• Problem requirements: For each line that holds "procedures", copy the line out.

Data records
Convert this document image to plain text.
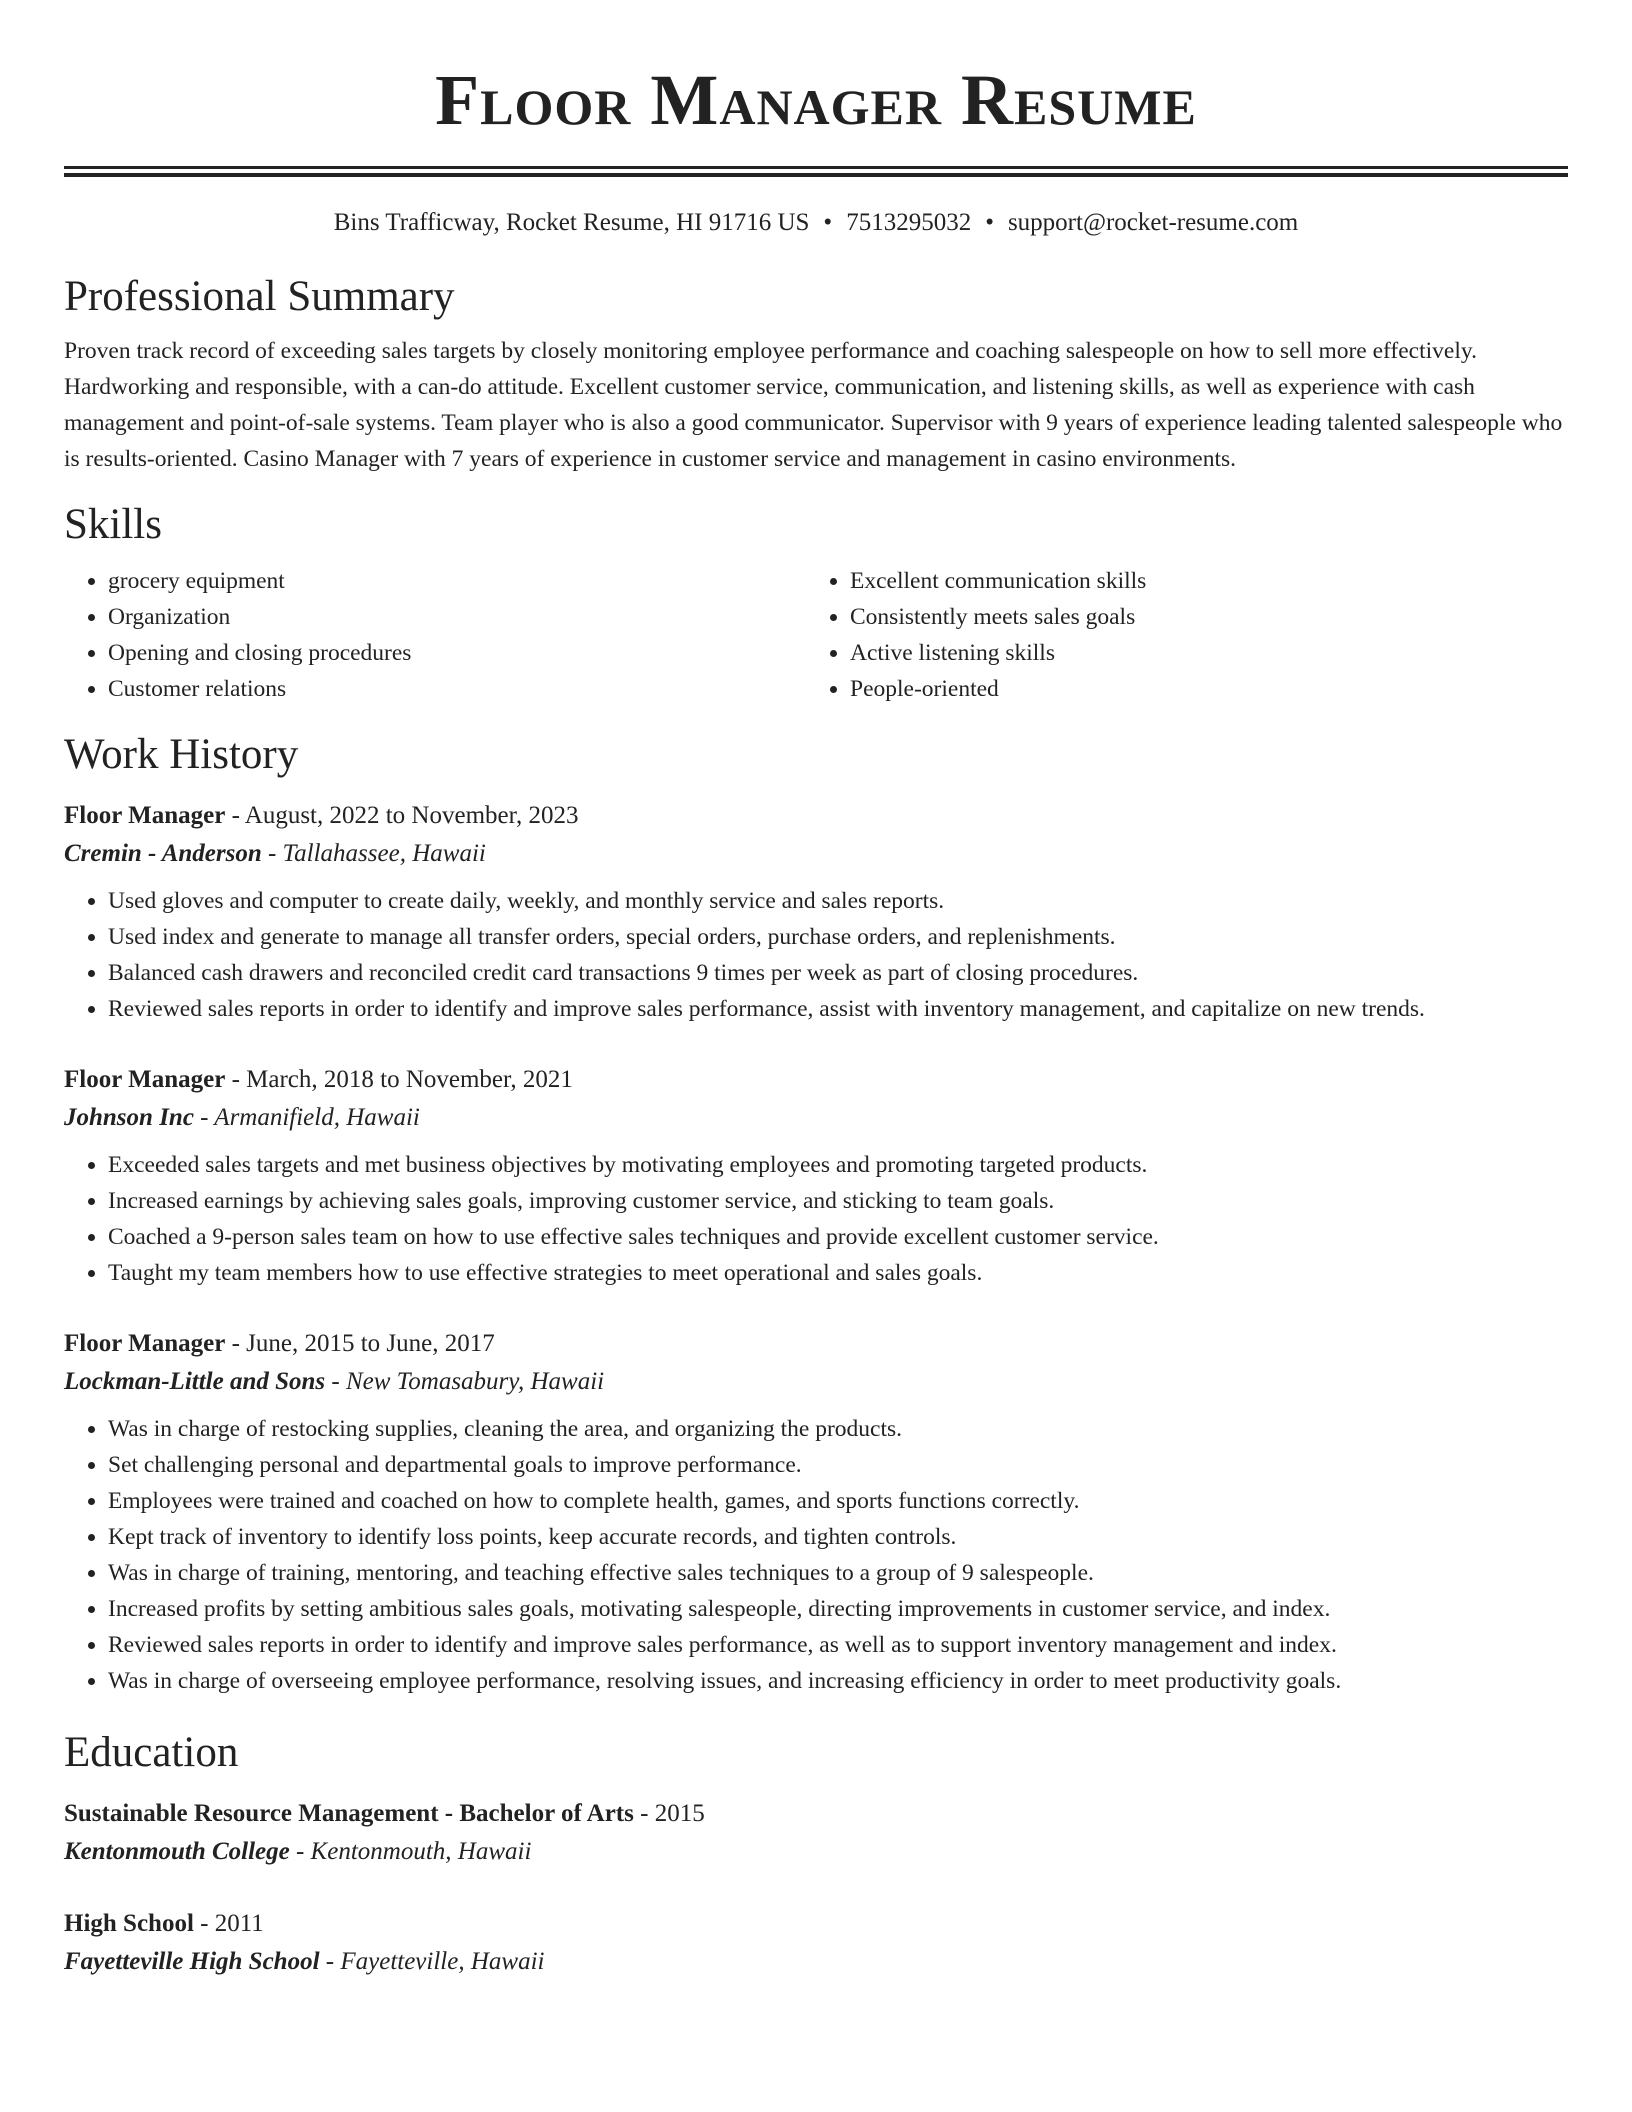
Floor Manager Resume
Bins Trafficway, Rocket Resume, HI 91716 US • 7513295032 • support@rocket-resume.com
Professional Summary

Proven track record of exceeding sales targets by closely monitoring employee performance and coaching salespeople on how to sell more effectively. Hardworking and responsible, with a can-do attitude. Excellent customer service, communication, and listening skills, as well as experience with cash management and point-of-sale systems. Team player who is also a good communicator. Supervisor with 9 years of experience leading talented salespeople who is results-oriented. Casino Manager with 7 years of experience in customer service and management in casino environments.

Skills
• grocery equipment
• Organization
• Opening and closing procedures
• Customer relations
• Excellent communication skills
• Consistently meets sales goals
• Active listening skills
• People-oriented
Work History
Floor Manager - August, 2022 to November, 2023
Cremin - Anderson - Tallahassee, Hawaii
• Used gloves and computer to create daily, weekly, and monthly service and sales reports.
• Used index and generate to manage all transfer orders, special orders, purchase orders, and replenishments.
• Balanced cash drawers and reconciled credit card transactions 9 times per week as part of closing procedures.
• Reviewed sales reports in order to identify and improve sales performance, assist with inventory management, and capitalize on new trends.
Floor Manager - March, 2018 to November, 2021
Johnson Inc - Armanifield, Hawaii
• Exceeded sales targets and met business objectives by motivating employees and promoting targeted products.
• Increased earnings by achieving sales goals, improving customer service, and sticking to team goals.
• Coached a 9-person sales team on how to use effective sales techniques and provide excellent customer service.
• Taught my team members how to use effective strategies to meet operational and sales goals.
Floor Manager - June, 2015 to June, 2017
Lockman-Little and Sons - New Tomasabury, Hawaii
• Was in charge of restocking supplies, cleaning the area, and organizing the products.
• Set challenging personal and departmental goals to improve performance.
• Employees were trained and coached on how to complete health, games, and sports functions correctly.
• Kept track of inventory to identify loss points, keep accurate records, and tighten controls.
• Was in charge of training, mentoring, and teaching effective sales techniques to a group of 9 salespeople.
• Increased profits by setting ambitious sales goals, motivating salespeople, directing improvements in customer service, and index.
• Reviewed sales reports in order to identify and improve sales performance, as well as to support inventory management and index.
• Was in charge of overseeing employee performance, resolving issues, and increasing efficiency in order to meet productivity goals.
Education
Sustainable Resource Management - Bachelor of Arts - 2015
Kentonmouth College - Kentonmouth, Hawaii
High School - 2011
Fayetteville High School - Fayetteville, Hawaii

• Answer below:
• Opening and closing procedures
• Balanced cash drawers and reconciled credit card transactions 9 times per week as part of closing procedures.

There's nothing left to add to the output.